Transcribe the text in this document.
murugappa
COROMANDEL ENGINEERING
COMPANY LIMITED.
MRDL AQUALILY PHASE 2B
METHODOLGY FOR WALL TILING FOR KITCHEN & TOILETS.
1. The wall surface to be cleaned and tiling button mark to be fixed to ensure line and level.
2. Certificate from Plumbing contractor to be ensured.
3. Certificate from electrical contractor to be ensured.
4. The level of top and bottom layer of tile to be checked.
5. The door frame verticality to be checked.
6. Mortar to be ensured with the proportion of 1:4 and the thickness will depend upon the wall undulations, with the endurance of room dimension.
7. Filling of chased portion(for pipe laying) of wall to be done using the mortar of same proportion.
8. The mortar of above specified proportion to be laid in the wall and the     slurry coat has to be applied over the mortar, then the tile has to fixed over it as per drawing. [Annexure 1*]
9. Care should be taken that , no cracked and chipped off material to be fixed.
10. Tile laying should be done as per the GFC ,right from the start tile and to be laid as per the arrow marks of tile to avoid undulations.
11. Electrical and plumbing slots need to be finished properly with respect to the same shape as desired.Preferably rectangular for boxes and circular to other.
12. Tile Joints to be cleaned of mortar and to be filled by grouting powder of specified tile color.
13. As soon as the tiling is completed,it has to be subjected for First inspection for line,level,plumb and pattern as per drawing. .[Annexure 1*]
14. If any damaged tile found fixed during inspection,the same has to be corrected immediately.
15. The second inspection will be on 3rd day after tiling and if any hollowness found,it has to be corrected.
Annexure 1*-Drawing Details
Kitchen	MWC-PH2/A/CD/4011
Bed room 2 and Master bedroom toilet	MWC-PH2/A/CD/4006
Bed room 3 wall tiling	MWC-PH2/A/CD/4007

-------------------------

- [What is expected]:
List all lines where "inspection" occurs.

- [Solution to the exercise]:
13. As soon as the tiling is completed,it has to be subjected for First inspection for line,level,plumb and pattern as per drawing. .[Annexure 1*]
14. If any damaged tile found fixed during inspection,the same has to be corrected immediately.
15. The second inspection will be on 3rd day after tiling and if any hollowness found,it has to be corrected.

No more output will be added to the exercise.